» **What you are asked to do**: Write out each line beneath this one exactly as it reads.

[Dataset records]

● ● ● ● ● ● ●

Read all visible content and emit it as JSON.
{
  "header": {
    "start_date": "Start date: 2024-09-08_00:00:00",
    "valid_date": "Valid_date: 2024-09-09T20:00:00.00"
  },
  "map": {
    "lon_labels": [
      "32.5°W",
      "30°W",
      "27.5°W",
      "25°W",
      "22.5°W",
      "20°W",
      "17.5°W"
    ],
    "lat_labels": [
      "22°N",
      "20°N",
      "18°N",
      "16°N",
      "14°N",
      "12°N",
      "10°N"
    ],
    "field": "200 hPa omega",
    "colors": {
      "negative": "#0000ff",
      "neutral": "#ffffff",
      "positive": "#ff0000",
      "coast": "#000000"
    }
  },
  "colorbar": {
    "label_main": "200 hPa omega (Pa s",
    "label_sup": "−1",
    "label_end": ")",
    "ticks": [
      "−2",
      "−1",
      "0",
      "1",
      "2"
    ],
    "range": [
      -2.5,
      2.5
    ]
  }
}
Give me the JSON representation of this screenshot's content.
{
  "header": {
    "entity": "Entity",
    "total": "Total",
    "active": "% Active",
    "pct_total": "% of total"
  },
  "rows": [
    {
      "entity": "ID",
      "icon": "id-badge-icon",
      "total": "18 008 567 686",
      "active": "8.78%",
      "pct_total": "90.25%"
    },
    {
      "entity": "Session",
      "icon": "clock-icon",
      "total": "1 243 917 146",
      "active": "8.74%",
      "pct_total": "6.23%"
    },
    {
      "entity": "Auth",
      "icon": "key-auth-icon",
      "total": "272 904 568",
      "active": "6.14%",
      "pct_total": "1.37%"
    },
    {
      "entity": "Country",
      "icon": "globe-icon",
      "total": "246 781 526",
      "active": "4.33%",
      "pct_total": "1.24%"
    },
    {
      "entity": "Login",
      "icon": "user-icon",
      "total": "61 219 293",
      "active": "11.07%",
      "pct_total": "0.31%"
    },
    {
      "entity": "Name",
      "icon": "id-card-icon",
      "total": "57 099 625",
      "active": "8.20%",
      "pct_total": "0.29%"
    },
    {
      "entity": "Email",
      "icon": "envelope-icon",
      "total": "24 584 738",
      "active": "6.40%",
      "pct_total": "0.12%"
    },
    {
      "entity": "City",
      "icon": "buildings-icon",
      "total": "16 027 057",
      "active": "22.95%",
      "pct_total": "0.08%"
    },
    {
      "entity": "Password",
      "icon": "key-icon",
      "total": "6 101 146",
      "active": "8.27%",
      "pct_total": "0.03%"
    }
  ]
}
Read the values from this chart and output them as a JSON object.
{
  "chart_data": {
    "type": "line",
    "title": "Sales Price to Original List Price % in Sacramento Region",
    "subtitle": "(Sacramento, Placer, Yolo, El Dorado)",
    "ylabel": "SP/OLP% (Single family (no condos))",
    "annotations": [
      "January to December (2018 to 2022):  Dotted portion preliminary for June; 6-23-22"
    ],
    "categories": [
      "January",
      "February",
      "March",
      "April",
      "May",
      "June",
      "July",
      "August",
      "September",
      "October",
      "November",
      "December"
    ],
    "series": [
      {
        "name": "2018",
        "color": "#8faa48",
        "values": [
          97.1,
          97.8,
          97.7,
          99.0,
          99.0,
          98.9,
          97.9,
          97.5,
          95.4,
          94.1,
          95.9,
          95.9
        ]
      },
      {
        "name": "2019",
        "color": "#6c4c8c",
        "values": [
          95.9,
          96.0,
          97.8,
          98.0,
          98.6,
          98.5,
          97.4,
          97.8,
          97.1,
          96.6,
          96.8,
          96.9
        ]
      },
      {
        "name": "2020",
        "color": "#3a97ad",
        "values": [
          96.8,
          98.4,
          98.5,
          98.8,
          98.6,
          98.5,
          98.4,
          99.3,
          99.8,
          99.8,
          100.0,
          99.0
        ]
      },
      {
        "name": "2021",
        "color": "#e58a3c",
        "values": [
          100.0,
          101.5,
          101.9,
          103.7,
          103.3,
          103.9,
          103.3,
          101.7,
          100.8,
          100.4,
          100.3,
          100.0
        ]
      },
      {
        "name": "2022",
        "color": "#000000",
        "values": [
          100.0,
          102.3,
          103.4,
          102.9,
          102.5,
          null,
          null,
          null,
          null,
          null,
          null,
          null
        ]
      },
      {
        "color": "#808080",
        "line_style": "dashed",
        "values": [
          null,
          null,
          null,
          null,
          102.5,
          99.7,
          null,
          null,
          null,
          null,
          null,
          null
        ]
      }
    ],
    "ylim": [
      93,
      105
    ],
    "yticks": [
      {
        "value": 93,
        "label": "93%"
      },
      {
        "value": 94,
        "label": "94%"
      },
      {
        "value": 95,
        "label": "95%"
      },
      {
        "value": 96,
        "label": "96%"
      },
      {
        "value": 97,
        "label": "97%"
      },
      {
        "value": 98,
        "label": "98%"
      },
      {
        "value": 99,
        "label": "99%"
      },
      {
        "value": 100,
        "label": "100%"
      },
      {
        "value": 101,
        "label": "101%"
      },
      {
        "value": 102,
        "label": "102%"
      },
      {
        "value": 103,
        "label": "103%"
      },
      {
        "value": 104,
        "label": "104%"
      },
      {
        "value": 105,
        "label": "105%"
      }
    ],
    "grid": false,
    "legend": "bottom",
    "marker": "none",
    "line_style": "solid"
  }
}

● ● ● ● ● ● ●

» **Response below**:
Read all visible content and emit it as JSON.
{
  "header": {
    "start_date": "Start date: 2024-09-08_00:00:00",
    "valid_date": "Valid_date: 2024-09-09T20:00:00.00"
  },
  "map": {
    "lon_labels": [
      "32.5°W",
      "30°W",
      "27.5°W",
      "25°W",
      "22.5°W",
      "20°W",
      "17.5°W"
    ],
    "lat_labels": [
      "22°N",
      "20°N",
      "18°N",
      "16°N",
      "14°N",
      "12°N",
      "10°N"
    ],
    "field": "200 hPa omega",
    "colors": {
      "negative": "#0000ff",
      "neutral": "#ffffff",
      "positive": "#ff0000",
      "coast": "#000000"
    }
  },
  "colorbar": {
    "label_main": "200 hPa omega (Pa s",
    "label_sup": "−1",
    "label_end": ")",
    "ticks": [
      "−2",
      "−1",
      "0",
      "1",
      "2"
    ],
    "range": [
      -2.5,
      2.5
    ]
  }
}
Give me the JSON representation of this screenshot's content.
{
  "header": {
    "entity": "Entity",
    "total": "Total",
    "active": "% Active",
    "pct_total": "% of total"
  },
  "rows": [
    {
      "entity": "ID",
      "icon": "id-badge-icon",
      "total": "18 008 567 686",
      "active": "8.78%",
      "pct_total": "90.25%"
    },
    {
      "entity": "Session",
      "icon": "clock-icon",
      "total": "1 243 917 146",
      "active": "8.74%",
      "pct_total": "6.23%"
    },
    {
      "entity": "Auth",
      "icon": "key-auth-icon",
      "total": "272 904 568",
      "active": "6.14%",
      "pct_total": "1.37%"
    },
    {
      "entity": "Country",
      "icon": "globe-icon",
      "total": "246 781 526",
      "active": "4.33%",
      "pct_total": "1.24%"
    },
    {
      "entity": "Login",
      "icon": "user-icon",
      "total": "61 219 293",
      "active": "11.07%",
      "pct_total": "0.31%"
    },
    {
      "entity": "Name",
      "icon": "id-card-icon",
      "total": "57 099 625",
      "active": "8.20%",
      "pct_total": "0.29%"
    },
    {
      "entity": "Email",
      "icon": "envelope-icon",
      "total": "24 584 738",
      "active": "6.40%",
      "pct_total": "0.12%"
    },
    {
      "entity": "City",
      "icon": "buildings-icon",
      "total": "16 027 057",
      "active": "22.95%",
      "pct_total": "0.08%"
    },
    {
      "entity": "Password",
      "icon": "key-icon",
      "total": "6 101 146",
      "active": "8.27%",
      "pct_total": "0.03%"
    }
  ]
}
Read the values from this chart and output them as a JSON object.
{
  "chart_data": {
    "type": "line",
    "title": "Sales Price to Original List Price % in Sacramento Region",
    "subtitle": "(Sacramento, Placer, Yolo, El Dorado)",
    "ylabel": "SP/OLP% (Single family (no condos))",
    "annotations": [
      "January to December (2018 to 2022):  Dotted portion preliminary for June; 6-23-22"
    ],
    "categories": [
      "January",
      "February",
      "March",
      "April",
      "May",
      "June",
      "July",
      "August",
      "September",
      "October",
      "November",
      "December"
    ],
    "series": [
      {
        "name": "2018",
        "color": "#8faa48",
        "values": [
          97.1,
          97.8,
          97.7,
          99.0,
          99.0,
          98.9,
          97.9,
          97.5,
          95.4,
          94.1,
          95.9,
          95.9
        ]
      },
      {
        "name": "2019",
        "color": "#6c4c8c",
        "values": [
          95.9,
          96.0,
          97.8,
          98.0,
          98.6,
          98.5,
          97.4,
          97.8,
          97.1,
          96.6,
          96.8,
          96.9
        ]
      },
      {
        "name": "2020",
        "color": "#3a97ad",
        "values": [
          96.8,
          98.4,
          98.5,
          98.8,
          98.6,
          98.5,
          98.4,
          99.3,
          99.8,
          99.8,
          100.0,
          99.0
        ]
      },
      {
        "name": "2021",
        "color": "#e58a3c",
        "values": [
          100.0,
          101.5,
          101.9,
          103.7,
          103.3,
          103.9,
          103.3,
          101.7,
          100.8,
          100.4,
          100.3,
          100.0
        ]
      },
      {
        "name": "2022",
        "color": "#000000",
        "values": [
          100.0,
          102.3,
          103.4,
          102.9,
          102.5,
          null,
          null,
          null,
          null,
          null,
          null,
          null
        ]
      },
      {
        "color": "#808080",
        "line_style": "dashed",
        "values": [
          null,
          null,
          null,
          null,
          102.5,
          99.7,
          null,
          null,
          null,
          null,
          null,
          null
        ]
      }
    ],
    "ylim": [
      93,
      105
    ],
    "yticks": [
      {
        "value": 93,
        "label": "93%"
      },
      {
        "value": 94,
        "label": "94%"
      },
      {
        "value": 95,
        "label": "95%"
      },
      {
        "value": 96,
        "label": "96%"
      },
      {
        "value": 97,
        "label": "97%"
      },
      {
        "value": 98,
        "label": "98%"
      },
      {
        "value": 99,
        "label": "99%"
      },
      {
        "value": 100,
        "label": "100%"
      },
      {
        "value": 101,
        "label": "101%"
      },
      {
        "value": 102,
        "label": "102%"
      },
      {
        "value": 103,
        "label": "103%"
      },
      {
        "value": 104,
        "label": "104%"
      },
      {
        "value": 105,
        "label": "105%"
      }
    ],
    "grid": false,
    "legend": "bottom",
    "marker": "none",
    "line_style": "solid"
  }
}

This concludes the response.